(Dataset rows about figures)

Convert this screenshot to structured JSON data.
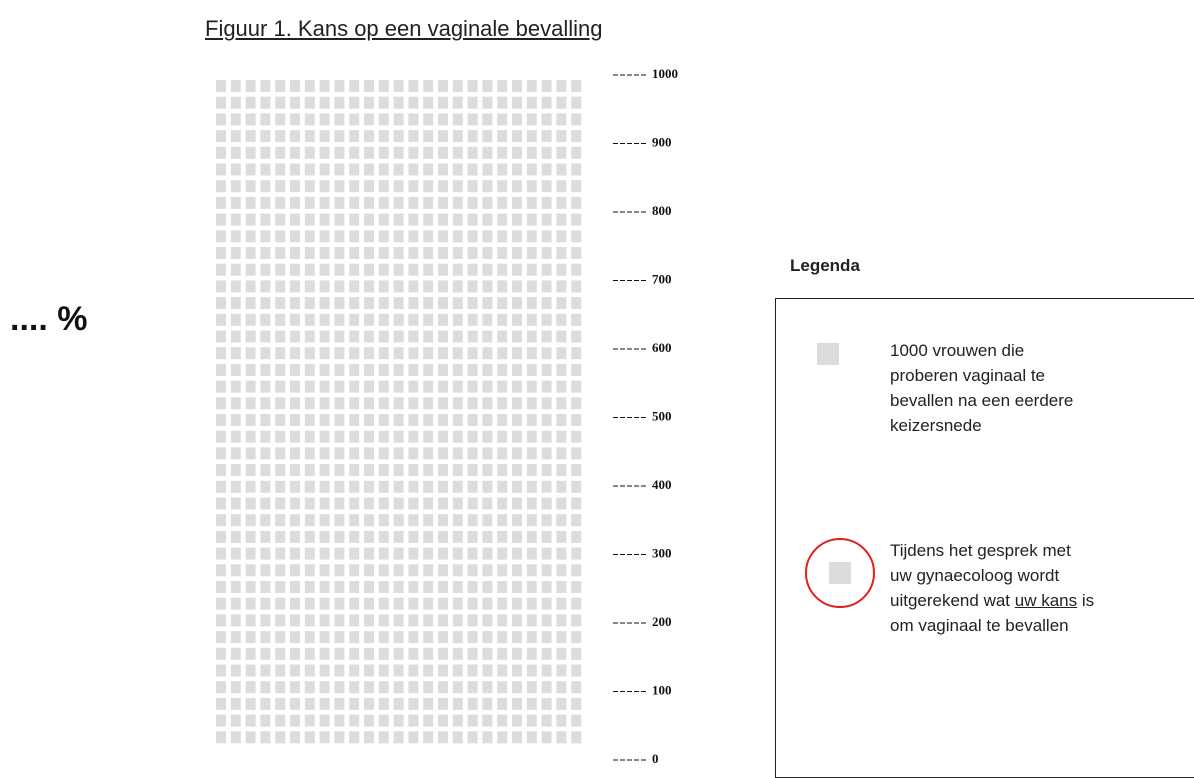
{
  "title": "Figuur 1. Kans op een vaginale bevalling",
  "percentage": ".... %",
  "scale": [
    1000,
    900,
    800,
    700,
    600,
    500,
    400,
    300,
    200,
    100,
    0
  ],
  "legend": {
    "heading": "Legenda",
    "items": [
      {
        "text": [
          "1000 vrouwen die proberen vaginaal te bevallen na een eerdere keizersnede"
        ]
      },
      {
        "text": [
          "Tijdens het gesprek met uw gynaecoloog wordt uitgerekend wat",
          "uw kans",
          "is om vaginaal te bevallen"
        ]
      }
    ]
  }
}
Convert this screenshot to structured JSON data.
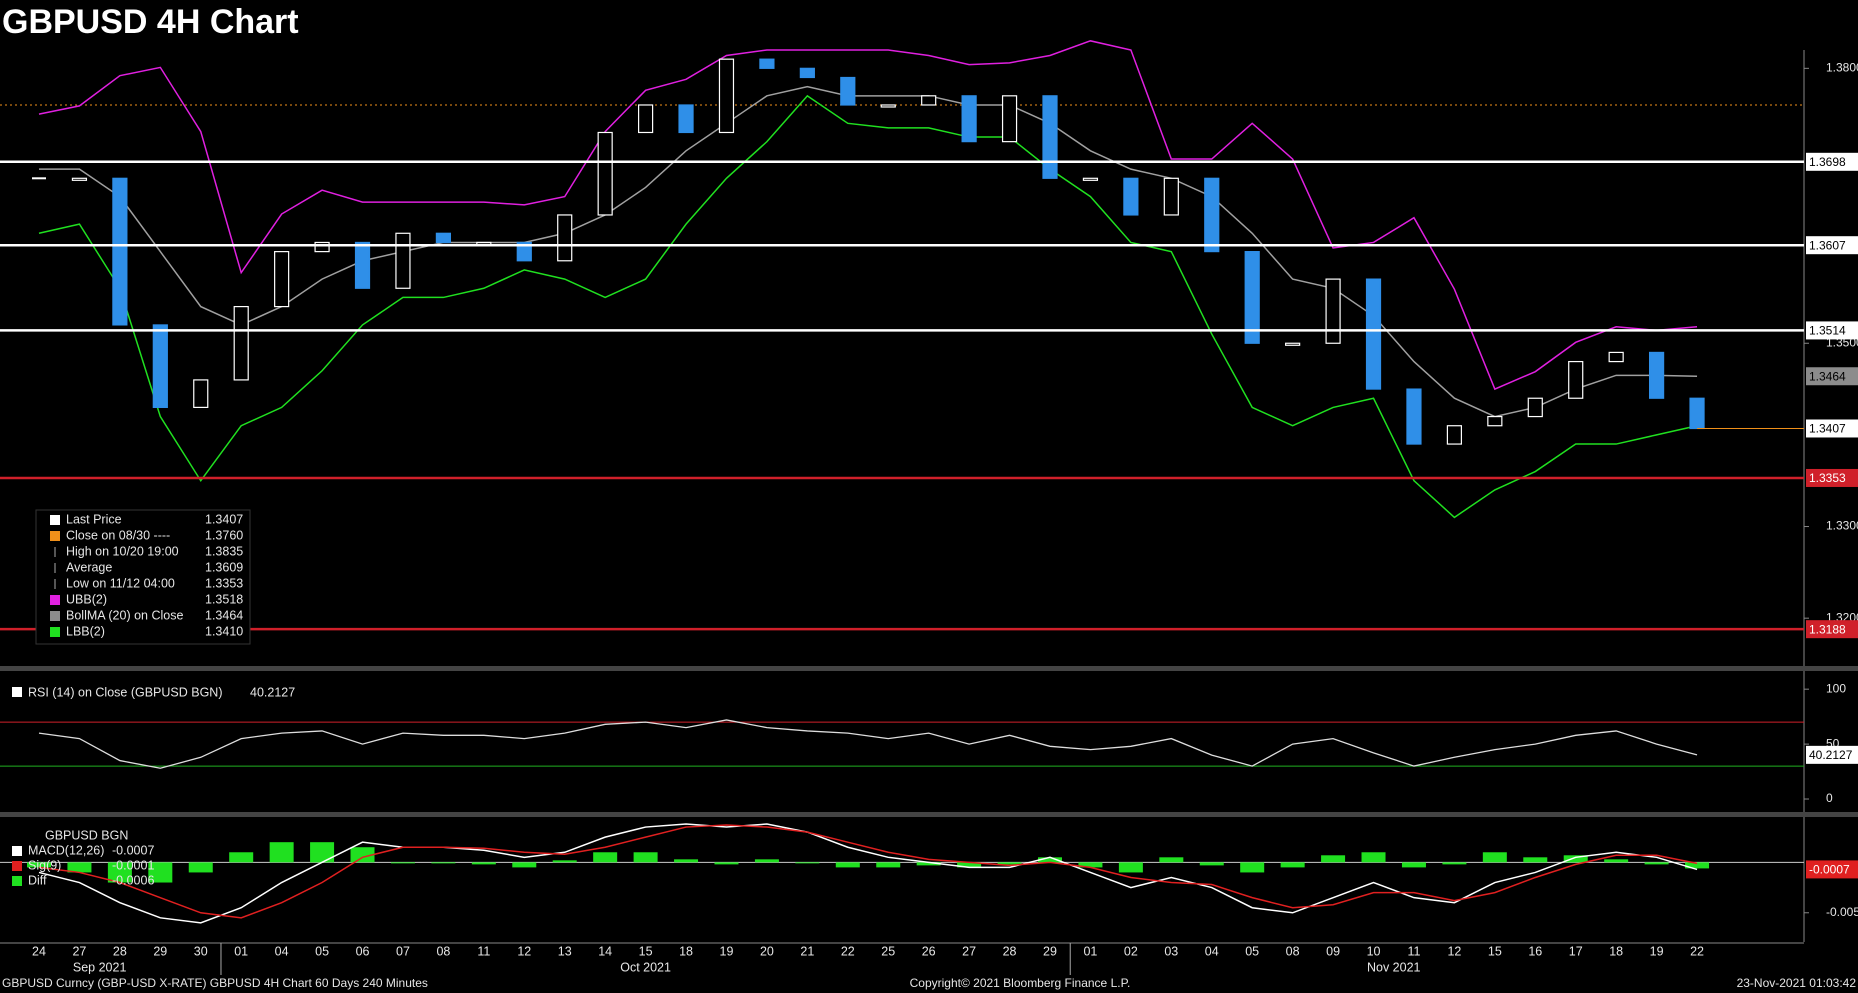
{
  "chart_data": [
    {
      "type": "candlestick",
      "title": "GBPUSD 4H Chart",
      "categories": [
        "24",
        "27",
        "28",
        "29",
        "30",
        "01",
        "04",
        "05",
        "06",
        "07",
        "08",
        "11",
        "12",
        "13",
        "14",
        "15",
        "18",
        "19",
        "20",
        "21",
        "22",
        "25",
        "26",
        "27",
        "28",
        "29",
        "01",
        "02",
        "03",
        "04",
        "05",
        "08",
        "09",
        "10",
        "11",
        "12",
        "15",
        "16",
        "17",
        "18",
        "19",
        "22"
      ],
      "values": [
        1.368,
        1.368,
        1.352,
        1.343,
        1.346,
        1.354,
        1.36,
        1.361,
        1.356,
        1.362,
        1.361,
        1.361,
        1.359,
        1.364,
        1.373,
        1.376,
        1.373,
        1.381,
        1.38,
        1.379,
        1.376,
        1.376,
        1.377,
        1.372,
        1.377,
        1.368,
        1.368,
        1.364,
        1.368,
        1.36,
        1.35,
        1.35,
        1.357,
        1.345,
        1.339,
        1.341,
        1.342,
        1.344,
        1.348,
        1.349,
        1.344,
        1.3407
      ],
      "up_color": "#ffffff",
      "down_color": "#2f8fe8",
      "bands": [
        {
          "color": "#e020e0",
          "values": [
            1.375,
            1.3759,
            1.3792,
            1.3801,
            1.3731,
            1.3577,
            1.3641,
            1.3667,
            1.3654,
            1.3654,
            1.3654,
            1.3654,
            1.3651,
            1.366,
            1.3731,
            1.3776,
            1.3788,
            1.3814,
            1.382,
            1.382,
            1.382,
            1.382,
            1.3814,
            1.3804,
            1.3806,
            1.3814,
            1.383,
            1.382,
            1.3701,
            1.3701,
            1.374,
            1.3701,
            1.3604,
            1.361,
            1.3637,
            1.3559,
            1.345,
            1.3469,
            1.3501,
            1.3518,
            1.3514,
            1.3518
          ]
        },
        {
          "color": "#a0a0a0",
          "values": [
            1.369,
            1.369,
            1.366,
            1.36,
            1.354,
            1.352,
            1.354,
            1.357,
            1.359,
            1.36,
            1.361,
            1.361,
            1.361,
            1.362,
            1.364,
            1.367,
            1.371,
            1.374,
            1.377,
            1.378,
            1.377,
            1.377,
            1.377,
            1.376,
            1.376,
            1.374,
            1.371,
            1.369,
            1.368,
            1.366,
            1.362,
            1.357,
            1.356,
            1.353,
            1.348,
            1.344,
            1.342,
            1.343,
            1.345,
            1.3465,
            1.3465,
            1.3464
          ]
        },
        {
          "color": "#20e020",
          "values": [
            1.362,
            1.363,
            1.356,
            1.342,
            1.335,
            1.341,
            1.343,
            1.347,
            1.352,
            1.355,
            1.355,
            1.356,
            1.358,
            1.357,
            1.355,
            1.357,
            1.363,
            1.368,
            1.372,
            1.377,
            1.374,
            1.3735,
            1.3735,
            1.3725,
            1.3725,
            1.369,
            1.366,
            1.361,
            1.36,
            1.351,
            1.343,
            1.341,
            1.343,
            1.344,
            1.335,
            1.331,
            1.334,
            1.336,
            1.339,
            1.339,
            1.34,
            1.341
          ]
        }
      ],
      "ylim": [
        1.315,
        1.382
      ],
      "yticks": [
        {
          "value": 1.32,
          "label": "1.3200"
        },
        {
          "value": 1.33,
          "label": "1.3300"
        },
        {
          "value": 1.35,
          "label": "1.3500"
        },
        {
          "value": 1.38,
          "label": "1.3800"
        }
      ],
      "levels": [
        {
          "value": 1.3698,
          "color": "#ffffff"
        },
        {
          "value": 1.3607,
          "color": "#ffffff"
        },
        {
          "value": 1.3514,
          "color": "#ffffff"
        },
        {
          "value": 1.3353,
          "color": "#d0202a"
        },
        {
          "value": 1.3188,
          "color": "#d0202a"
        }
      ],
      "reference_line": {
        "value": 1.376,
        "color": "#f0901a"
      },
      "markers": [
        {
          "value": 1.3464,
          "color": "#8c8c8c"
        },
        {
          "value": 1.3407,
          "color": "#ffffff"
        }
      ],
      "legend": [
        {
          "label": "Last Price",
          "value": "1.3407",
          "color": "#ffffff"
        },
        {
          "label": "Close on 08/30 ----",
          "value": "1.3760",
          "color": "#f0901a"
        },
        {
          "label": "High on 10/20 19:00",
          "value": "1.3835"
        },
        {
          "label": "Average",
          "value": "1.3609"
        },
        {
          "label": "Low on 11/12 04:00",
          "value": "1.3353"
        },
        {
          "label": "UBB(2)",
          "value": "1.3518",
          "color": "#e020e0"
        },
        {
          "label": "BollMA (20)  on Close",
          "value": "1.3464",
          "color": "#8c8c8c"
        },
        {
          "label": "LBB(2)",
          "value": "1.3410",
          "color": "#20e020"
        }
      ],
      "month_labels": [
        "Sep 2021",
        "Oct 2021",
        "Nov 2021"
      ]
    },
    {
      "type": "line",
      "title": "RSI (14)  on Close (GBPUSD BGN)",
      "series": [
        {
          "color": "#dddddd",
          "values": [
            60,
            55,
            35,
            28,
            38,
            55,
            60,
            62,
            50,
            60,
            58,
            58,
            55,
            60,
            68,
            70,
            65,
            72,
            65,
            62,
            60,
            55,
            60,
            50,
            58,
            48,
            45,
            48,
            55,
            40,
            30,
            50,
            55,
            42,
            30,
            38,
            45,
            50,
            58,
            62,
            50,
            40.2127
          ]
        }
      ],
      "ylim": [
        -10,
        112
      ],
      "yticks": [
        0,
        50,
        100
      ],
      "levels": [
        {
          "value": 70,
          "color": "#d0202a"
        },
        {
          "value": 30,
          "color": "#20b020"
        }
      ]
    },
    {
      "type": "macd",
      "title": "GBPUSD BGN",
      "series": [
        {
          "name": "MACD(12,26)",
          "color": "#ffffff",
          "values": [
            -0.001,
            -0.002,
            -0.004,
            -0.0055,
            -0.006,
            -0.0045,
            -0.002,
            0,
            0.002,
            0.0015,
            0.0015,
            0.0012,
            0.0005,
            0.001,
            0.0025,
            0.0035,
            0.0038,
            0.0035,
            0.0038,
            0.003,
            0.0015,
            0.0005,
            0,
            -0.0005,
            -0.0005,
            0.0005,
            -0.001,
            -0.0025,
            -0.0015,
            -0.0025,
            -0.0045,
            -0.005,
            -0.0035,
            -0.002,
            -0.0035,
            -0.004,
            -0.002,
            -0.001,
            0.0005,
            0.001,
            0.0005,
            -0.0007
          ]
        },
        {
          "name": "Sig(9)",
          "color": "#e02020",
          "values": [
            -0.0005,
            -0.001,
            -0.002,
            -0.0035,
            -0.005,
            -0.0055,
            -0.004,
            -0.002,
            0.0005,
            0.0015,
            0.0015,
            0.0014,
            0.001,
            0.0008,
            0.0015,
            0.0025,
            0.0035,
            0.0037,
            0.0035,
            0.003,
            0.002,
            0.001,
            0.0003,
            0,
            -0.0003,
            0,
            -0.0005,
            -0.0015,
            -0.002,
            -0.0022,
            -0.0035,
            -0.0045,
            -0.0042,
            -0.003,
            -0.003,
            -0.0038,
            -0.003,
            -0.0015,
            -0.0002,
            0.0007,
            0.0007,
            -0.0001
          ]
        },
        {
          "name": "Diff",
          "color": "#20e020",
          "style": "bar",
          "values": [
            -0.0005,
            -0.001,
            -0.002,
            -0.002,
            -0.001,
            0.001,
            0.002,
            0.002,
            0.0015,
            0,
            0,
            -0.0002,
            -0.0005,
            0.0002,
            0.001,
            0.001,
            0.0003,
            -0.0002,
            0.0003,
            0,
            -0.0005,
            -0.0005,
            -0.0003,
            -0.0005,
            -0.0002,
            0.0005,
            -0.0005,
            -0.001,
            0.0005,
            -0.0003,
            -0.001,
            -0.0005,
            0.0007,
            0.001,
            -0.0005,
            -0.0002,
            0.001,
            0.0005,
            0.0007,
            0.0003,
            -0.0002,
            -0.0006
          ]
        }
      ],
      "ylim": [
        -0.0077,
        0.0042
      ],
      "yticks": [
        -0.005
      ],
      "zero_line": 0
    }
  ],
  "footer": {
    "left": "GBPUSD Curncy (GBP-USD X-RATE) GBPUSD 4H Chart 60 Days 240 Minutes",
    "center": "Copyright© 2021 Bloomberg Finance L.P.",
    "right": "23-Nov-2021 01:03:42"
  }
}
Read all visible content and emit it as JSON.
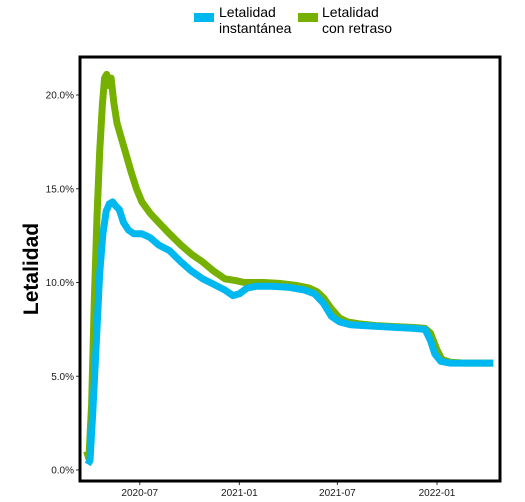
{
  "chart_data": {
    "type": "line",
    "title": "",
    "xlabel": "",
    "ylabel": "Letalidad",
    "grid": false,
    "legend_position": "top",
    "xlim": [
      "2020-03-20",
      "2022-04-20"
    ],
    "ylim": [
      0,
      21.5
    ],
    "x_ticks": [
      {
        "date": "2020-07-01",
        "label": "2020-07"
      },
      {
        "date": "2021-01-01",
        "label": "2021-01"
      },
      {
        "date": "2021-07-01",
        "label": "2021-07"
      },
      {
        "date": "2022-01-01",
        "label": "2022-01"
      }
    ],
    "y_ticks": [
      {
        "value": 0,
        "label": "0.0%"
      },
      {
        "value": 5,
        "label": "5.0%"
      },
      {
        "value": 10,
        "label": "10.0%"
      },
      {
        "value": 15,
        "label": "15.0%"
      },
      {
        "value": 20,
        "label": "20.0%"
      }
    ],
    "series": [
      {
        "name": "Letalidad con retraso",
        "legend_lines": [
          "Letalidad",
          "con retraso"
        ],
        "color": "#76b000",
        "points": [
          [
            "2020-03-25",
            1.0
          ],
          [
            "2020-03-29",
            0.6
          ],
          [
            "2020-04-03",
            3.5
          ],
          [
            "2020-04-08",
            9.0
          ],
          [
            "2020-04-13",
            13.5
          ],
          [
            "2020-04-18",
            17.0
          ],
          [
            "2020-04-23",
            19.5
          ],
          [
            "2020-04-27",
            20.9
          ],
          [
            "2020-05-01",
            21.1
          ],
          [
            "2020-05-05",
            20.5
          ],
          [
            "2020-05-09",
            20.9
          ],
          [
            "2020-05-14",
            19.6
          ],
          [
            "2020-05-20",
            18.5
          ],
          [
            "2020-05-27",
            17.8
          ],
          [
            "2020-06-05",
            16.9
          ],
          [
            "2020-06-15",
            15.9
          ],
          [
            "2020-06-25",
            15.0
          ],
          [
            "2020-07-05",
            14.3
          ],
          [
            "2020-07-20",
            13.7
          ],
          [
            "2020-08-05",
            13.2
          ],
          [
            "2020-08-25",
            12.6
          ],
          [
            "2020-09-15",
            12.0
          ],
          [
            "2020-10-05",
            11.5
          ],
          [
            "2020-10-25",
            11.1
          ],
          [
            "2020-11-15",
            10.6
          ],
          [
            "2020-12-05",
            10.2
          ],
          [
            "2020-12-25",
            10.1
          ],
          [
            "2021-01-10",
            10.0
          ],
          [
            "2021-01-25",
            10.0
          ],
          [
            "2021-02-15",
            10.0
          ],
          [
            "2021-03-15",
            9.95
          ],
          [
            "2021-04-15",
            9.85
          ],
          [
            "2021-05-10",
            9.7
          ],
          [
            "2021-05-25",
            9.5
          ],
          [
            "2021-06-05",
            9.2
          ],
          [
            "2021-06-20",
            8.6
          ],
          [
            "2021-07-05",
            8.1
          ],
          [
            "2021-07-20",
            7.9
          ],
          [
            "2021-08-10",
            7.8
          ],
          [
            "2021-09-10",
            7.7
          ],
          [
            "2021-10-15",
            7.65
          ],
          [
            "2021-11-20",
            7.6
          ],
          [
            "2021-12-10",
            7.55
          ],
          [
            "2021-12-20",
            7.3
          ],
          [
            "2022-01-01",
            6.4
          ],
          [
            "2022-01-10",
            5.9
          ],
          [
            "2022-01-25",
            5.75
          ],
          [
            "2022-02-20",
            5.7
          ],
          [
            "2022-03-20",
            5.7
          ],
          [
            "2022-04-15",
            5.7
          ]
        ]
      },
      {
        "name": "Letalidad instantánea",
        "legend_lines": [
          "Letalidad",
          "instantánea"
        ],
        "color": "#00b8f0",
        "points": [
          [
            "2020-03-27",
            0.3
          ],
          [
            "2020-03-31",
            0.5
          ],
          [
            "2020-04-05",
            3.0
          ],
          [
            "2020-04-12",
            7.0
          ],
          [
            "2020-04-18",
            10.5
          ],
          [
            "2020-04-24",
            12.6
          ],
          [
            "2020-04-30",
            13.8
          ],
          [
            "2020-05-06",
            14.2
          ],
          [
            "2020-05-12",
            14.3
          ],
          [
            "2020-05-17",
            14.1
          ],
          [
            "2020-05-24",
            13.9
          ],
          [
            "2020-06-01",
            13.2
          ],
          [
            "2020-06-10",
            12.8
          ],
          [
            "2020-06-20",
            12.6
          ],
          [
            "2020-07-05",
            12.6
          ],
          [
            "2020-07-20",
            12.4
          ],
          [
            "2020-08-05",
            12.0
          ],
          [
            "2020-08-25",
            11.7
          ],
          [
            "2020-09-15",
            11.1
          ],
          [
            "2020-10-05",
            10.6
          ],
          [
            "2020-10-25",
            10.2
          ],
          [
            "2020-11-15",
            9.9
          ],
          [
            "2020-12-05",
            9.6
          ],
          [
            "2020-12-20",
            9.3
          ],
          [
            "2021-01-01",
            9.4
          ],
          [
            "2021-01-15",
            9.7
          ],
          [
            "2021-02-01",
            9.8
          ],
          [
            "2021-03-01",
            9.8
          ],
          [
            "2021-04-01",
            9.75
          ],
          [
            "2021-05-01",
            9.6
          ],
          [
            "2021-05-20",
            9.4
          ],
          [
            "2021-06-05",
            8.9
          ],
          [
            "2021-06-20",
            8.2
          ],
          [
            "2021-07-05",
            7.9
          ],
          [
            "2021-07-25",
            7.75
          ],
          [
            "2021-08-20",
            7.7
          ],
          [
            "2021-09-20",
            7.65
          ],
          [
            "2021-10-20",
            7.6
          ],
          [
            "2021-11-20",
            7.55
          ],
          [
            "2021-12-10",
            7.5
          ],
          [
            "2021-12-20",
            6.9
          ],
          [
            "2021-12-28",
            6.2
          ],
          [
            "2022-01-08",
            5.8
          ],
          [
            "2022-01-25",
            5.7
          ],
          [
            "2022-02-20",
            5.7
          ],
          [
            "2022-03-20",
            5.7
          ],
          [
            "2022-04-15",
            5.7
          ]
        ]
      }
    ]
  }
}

## [What you should do]
Collect every line from the records above that contains the word "title".

## [Task output]
  "title": "Figuur 1. Kans op een vaginale bevalling",
      "title": "GBPUSD 4H Chart",
      "title": "RSI (14)  on Close (GBPUSD BGN)",
      "title": "GBPUSD BGN",
    "title": "",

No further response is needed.